▸ **EXERCISE DIRECTIONS**:
Pull each line holding "screenshot" out of the entries below.

--- START ---

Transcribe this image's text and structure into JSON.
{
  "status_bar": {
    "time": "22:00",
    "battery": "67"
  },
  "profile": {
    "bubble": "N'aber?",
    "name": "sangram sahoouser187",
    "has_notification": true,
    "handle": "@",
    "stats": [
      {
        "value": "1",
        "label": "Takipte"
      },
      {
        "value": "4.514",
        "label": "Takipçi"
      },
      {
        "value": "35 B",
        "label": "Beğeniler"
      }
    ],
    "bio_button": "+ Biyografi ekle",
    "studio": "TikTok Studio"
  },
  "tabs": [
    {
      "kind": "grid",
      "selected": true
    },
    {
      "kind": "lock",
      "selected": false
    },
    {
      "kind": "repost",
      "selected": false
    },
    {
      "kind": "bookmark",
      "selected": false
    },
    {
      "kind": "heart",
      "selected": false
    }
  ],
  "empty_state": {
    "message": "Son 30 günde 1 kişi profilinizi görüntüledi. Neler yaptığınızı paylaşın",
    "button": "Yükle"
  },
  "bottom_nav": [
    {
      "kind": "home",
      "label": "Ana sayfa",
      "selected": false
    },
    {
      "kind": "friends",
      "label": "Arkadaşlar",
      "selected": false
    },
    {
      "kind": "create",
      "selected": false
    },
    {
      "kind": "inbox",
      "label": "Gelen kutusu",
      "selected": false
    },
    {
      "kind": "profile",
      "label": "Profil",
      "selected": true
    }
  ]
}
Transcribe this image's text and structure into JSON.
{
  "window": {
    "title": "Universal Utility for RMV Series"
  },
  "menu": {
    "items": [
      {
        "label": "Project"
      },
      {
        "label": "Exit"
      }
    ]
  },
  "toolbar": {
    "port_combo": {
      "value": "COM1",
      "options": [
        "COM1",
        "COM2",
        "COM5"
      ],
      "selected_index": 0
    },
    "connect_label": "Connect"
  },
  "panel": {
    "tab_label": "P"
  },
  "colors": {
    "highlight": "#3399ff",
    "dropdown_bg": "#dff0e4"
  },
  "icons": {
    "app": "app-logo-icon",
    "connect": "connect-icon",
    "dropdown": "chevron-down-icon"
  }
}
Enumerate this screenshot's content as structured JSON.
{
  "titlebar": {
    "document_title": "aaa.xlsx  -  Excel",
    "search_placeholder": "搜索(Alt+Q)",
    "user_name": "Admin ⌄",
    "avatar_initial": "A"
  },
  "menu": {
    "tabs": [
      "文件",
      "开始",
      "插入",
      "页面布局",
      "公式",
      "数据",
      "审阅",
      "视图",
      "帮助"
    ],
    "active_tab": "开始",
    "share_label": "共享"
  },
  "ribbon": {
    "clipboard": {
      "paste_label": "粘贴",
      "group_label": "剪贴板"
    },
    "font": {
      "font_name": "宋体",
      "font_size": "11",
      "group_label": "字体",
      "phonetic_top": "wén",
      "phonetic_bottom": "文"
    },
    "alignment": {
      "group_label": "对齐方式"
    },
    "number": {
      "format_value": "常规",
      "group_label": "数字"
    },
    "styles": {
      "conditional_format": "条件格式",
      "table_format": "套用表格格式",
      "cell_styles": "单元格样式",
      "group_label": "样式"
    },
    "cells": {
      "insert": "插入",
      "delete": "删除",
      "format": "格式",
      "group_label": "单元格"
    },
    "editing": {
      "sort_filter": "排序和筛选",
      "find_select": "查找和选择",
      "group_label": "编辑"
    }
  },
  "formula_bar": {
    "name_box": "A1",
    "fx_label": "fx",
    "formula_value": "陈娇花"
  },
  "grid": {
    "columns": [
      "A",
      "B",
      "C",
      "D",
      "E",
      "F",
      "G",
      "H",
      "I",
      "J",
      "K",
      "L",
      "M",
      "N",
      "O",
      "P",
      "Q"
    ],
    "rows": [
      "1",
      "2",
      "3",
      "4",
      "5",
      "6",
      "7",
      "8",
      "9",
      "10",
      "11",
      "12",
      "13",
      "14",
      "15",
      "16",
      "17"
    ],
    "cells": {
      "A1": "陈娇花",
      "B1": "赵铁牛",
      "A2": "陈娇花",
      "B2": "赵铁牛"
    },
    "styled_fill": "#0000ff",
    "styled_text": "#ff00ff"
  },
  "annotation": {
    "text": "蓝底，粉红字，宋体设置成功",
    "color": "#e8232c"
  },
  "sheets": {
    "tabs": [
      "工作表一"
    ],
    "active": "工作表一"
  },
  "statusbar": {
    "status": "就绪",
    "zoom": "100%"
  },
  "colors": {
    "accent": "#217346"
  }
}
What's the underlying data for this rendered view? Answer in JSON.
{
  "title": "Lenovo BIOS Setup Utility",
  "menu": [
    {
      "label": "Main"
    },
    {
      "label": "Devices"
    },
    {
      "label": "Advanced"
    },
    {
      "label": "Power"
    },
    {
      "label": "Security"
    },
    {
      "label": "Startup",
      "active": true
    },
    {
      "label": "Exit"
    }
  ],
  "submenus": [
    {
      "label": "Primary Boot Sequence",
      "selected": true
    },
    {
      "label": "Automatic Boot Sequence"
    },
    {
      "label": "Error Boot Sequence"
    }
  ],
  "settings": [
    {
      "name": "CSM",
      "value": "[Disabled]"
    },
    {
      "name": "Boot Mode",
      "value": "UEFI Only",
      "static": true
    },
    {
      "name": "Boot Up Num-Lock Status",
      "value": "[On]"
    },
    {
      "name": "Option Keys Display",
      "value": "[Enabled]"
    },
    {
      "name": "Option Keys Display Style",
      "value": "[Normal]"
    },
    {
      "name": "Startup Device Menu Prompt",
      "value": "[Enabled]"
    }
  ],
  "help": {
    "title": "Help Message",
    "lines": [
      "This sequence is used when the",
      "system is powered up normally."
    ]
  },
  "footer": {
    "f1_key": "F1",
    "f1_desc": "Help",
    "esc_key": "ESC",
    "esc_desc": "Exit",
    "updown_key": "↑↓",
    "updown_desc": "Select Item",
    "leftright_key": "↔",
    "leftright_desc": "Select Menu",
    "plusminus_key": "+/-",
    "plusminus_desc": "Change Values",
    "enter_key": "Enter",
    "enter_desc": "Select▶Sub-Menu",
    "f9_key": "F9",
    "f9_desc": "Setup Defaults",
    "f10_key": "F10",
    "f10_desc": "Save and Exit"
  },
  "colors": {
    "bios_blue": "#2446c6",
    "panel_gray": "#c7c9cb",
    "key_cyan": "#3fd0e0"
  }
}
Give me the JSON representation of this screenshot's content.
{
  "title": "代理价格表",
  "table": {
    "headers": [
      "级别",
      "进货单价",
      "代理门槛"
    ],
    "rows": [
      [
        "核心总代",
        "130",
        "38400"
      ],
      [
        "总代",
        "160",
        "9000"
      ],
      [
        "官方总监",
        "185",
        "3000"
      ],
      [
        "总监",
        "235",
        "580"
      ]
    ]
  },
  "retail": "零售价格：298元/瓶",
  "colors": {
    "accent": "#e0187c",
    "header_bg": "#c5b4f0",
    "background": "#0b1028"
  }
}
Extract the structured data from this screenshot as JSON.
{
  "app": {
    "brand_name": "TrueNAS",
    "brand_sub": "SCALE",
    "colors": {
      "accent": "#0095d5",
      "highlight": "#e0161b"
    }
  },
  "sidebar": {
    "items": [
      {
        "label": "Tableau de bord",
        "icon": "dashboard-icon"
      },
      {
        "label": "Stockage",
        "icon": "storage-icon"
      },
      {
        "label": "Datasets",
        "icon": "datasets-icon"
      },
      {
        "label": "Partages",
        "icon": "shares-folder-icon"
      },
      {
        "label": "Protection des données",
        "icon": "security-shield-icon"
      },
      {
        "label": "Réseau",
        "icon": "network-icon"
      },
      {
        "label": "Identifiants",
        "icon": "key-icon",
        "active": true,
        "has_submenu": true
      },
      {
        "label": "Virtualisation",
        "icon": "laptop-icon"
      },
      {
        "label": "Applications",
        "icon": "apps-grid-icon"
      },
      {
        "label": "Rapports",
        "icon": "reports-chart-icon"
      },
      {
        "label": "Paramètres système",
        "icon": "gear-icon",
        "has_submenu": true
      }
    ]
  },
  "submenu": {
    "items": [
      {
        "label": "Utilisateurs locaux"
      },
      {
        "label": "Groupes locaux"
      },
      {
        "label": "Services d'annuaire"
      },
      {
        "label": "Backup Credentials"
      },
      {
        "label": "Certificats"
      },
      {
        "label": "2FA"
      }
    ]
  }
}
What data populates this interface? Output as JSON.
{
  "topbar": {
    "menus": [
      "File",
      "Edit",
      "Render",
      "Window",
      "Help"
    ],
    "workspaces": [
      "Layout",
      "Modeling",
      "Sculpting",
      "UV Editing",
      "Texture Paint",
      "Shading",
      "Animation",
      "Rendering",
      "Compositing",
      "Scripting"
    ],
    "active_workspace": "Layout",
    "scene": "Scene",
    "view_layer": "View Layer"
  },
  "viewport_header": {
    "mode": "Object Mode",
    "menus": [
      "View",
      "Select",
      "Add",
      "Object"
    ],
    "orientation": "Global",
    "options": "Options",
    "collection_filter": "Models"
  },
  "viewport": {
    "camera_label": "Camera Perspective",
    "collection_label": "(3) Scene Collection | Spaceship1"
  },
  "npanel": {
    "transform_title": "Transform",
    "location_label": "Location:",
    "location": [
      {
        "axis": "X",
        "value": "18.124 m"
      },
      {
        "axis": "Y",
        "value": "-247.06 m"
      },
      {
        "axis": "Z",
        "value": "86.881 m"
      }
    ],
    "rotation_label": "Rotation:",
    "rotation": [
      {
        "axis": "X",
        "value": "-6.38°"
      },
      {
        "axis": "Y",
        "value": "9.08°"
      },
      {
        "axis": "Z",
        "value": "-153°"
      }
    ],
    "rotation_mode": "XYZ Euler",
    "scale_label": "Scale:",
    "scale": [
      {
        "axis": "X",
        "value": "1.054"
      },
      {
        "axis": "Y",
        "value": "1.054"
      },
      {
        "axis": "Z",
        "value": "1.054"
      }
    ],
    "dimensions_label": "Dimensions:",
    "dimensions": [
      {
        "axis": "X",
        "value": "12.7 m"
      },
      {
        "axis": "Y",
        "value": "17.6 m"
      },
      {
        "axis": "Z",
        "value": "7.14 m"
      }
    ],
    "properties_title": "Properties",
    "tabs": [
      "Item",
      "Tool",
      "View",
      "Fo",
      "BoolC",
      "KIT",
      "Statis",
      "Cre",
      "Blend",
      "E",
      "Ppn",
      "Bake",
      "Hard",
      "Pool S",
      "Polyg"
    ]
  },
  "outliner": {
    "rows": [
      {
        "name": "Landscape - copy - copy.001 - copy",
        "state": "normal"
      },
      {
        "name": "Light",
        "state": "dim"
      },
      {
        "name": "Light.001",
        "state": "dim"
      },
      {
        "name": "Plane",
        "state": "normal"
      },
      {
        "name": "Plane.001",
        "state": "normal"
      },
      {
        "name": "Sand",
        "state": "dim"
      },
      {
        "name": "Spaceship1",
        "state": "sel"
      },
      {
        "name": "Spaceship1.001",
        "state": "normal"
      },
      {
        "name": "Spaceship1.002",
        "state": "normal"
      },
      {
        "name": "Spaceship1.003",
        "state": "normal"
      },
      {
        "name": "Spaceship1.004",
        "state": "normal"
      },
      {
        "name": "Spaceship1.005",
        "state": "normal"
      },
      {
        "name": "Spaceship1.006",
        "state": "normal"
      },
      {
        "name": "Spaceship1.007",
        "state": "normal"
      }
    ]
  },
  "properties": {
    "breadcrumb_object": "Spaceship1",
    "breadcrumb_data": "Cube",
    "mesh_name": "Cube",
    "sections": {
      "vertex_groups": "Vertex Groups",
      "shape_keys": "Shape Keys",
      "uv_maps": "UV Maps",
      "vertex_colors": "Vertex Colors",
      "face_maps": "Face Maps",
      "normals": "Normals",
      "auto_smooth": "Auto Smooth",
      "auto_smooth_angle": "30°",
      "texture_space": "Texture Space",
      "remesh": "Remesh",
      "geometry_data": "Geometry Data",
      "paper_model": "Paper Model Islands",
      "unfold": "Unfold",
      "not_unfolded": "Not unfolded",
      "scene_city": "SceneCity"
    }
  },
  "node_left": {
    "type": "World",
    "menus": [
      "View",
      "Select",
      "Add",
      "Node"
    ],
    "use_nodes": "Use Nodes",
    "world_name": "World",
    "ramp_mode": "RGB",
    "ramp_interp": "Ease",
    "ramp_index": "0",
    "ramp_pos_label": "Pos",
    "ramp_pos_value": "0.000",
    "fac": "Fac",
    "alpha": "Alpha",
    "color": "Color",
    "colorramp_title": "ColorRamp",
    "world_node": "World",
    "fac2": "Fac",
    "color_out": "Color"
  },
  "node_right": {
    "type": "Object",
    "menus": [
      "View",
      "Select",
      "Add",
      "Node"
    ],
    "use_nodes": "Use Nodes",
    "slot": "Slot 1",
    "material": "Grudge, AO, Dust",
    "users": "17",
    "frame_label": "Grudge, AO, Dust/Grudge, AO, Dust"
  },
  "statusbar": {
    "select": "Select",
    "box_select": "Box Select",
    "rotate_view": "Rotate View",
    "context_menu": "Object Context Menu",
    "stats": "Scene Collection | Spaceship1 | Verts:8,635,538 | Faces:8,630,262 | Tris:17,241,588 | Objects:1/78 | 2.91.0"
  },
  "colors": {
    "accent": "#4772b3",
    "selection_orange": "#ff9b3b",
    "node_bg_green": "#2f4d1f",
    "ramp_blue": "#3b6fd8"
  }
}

--- END ---

▸ **EXERCISE RESPONSE**:
Enumerate this screenshot's content as structured JSON.
Give me the JSON representation of this screenshot's content.
Extract the structured data from this screenshot as JSON.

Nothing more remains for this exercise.